# To do
Go through the material below and copy all lines with "frac".
─── Supplied material ───
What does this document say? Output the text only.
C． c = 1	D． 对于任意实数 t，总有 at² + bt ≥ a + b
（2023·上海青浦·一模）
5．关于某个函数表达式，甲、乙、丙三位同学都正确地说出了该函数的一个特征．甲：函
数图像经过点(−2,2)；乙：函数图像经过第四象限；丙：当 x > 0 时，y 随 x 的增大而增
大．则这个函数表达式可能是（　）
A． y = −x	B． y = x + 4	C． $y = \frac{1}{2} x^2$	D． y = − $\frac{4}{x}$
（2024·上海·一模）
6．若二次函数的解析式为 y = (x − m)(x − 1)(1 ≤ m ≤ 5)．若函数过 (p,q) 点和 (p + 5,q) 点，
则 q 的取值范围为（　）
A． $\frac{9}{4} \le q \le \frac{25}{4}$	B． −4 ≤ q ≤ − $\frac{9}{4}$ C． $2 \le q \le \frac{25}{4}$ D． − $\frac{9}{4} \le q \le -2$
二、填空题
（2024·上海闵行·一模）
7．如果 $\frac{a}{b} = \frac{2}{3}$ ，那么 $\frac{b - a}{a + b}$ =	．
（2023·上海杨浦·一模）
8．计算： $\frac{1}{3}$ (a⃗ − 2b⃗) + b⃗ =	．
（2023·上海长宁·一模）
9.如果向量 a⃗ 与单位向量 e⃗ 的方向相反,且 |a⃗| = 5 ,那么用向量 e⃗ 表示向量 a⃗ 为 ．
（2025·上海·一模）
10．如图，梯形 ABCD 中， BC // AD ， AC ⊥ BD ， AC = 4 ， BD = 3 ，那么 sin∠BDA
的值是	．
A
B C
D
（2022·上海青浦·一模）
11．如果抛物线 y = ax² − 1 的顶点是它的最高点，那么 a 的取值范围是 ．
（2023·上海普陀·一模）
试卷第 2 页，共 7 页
───
# Exercise answer
A． y = −x	B． y = x + 4	C． $y = \frac{1}{2} x^2$	D． y = − $\frac{4}{x}$
A． $\frac{9}{4} \le q \le \frac{25}{4}$	B． −4 ≤ q ≤ − $\frac{9}{4}$ C． $2 \le q \le \frac{25}{4}$ D． − $\frac{9}{4} \le q \le -2$
7．如果 $\frac{a}{b} = \frac{2}{3}$ ，那么 $\frac{b - a}{a + b}$ =	．
8．计算： $\frac{1}{3}$ (a⃗ − 2b⃗) + b⃗ =	．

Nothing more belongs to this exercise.